> _EXERCISE DETAILS_: Below are some entries. Output each one exactly as it appears.
------ ROWS
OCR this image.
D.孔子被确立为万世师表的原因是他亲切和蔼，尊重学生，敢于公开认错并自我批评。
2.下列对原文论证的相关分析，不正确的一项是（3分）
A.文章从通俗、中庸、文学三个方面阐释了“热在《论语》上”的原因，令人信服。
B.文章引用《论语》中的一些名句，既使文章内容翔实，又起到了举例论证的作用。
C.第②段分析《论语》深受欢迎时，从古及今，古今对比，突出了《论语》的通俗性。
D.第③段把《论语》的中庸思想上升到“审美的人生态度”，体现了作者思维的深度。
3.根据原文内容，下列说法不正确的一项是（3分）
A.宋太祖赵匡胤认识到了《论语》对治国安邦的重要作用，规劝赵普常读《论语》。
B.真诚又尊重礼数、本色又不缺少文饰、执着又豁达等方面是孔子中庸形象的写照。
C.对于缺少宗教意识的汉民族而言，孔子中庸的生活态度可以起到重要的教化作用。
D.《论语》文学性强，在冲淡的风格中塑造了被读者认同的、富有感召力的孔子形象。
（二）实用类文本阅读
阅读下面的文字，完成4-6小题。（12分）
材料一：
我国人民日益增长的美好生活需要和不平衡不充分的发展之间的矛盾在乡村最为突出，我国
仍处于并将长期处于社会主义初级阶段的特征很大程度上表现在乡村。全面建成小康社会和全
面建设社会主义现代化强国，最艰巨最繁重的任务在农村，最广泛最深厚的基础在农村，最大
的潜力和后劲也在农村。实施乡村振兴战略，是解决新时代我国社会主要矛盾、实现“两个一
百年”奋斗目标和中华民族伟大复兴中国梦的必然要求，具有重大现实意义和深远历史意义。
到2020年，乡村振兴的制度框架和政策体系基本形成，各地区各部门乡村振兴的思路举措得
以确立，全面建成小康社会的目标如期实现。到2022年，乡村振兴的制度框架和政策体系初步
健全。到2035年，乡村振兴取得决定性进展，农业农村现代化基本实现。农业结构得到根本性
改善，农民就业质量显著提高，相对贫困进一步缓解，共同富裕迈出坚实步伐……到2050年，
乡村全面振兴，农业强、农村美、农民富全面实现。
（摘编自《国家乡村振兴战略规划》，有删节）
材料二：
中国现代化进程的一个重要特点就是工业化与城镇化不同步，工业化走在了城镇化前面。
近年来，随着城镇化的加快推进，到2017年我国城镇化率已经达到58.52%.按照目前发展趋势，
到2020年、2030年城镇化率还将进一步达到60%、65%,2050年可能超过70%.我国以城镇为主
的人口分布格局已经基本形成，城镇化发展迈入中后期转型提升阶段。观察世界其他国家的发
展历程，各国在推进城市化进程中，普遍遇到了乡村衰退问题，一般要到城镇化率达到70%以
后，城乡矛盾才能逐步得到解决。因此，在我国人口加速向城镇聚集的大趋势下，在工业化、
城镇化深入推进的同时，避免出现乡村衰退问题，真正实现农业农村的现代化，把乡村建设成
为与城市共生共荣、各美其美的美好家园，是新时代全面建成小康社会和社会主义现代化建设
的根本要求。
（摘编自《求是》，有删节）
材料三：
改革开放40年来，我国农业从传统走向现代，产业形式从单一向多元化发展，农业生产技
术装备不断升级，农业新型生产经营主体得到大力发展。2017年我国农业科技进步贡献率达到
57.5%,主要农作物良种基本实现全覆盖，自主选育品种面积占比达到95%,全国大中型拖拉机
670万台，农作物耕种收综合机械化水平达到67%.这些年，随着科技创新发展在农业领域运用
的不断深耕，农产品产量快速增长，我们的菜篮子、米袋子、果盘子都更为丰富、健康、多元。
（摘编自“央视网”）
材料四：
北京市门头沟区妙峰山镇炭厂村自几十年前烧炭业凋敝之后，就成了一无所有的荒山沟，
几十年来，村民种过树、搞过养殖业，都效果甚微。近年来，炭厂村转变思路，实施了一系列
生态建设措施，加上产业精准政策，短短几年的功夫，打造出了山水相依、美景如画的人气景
------------
> _SOLVED EXERCISE_:
OCR this image.
D.孔子被确立为万世师表的原因是他亲切和蔼，尊重学生，敢于公开认错并自我批评。
2.下列对原文论证的相关分析，不正确的一项是（3分）
A.文章从通俗、中庸、文学三个方面阐释了“热在《论语》上”的原因，令人信服。
B.文章引用《论语》中的一些名句，既使文章内容翔实，又起到了举例论证的作用。
C.第②段分析《论语》深受欢迎时，从古及今，古今对比，突出了《论语》的通俗性。
D.第③段把《论语》的中庸思想上升到“审美的人生态度”，体现了作者思维的深度。
3.根据原文内容，下列说法不正确的一项是（3分）
A.宋太祖赵匡胤认识到了《论语》对治国安邦的重要作用，规劝赵普常读《论语》。
B.真诚又尊重礼数、本色又不缺少文饰、执着又豁达等方面是孔子中庸形象的写照。
C.对于缺少宗教意识的汉民族而言，孔子中庸的生活态度可以起到重要的教化作用。
D.《论语》文学性强，在冲淡的风格中塑造了被读者认同的、富有感召力的孔子形象。
（二）实用类文本阅读
阅读下面的文字，完成4-6小题。（12分）
材料一：
我国人民日益增长的美好生活需要和不平衡不充分的发展之间的矛盾在乡村最为突出，我国
仍处于并将长期处于社会主义初级阶段的特征很大程度上表现在乡村。全面建成小康社会和全
面建设社会主义现代化强国，最艰巨最繁重的任务在农村，最广泛最深厚的基础在农村，最大
的潜力和后劲也在农村。实施乡村振兴战略，是解决新时代我国社会主要矛盾、实现“两个一
百年”奋斗目标和中华民族伟大复兴中国梦的必然要求，具有重大现实意义和深远历史意义。
到2020年，乡村振兴的制度框架和政策体系基本形成，各地区各部门乡村振兴的思路举措得
以确立，全面建成小康社会的目标如期实现。到2022年，乡村振兴的制度框架和政策体系初步
健全。到2035年，乡村振兴取得决定性进展，农业农村现代化基本实现。农业结构得到根本性
改善，农民就业质量显著提高，相对贫困进一步缓解，共同富裕迈出坚实步伐……到2050年，
乡村全面振兴，农业强、农村美、农民富全面实现。
（摘编自《国家乡村振兴战略规划》，有删节）
材料二：
中国现代化进程的一个重要特点就是工业化与城镇化不同步，工业化走在了城镇化前面。
近年来，随着城镇化的加快推进，到2017年我国城镇化率已经达到58.52%.按照目前发展趋势，
到2020年、2030年城镇化率还将进一步达到60%、65%,2050年可能超过70%.我国以城镇为主
的人口分布格局已经基本形成，城镇化发展迈入中后期转型提升阶段。观察世界其他国家的发
展历程，各国在推进城市化进程中，普遍遇到了乡村衰退问题，一般要到城镇化率达到70%以
后，城乡矛盾才能逐步得到解决。因此，在我国人口加速向城镇聚集的大趋势下，在工业化、
城镇化深入推进的同时，避免出现乡村衰退问题，真正实现农业农村的现代化，把乡村建设成
为与城市共生共荣、各美其美的美好家园，是新时代全面建成小康社会和社会主义现代化建设
的根本要求。
（摘编自《求是》，有删节）
材料三：
改革开放40年来，我国农业从传统走向现代，产业形式从单一向多元化发展，农业生产技
术装备不断升级，农业新型生产经营主体得到大力发展。2017年我国农业科技进步贡献率达到
57.5%,主要农作物良种基本实现全覆盖，自主选育品种面积占比达到95%,全国大中型拖拉机
670万台，农作物耕种收综合机械化水平达到67%.这些年，随着科技创新发展在农业领域运用
的不断深耕，农产品产量快速增长，我们的菜篮子、米袋子、果盘子都更为丰富、健康、多元。
（摘编自“央视网”）
材料四：
北京市门头沟区妙峰山镇炭厂村自几十年前烧炭业凋敝之后，就成了一无所有的荒山沟，
几十年来，村民种过树、搞过养殖业，都效果甚微。近年来，炭厂村转变思路，实施了一系列
生态建设措施，加上产业精准政策，短短几年的功夫，打造出了山水相依、美景如画的人气景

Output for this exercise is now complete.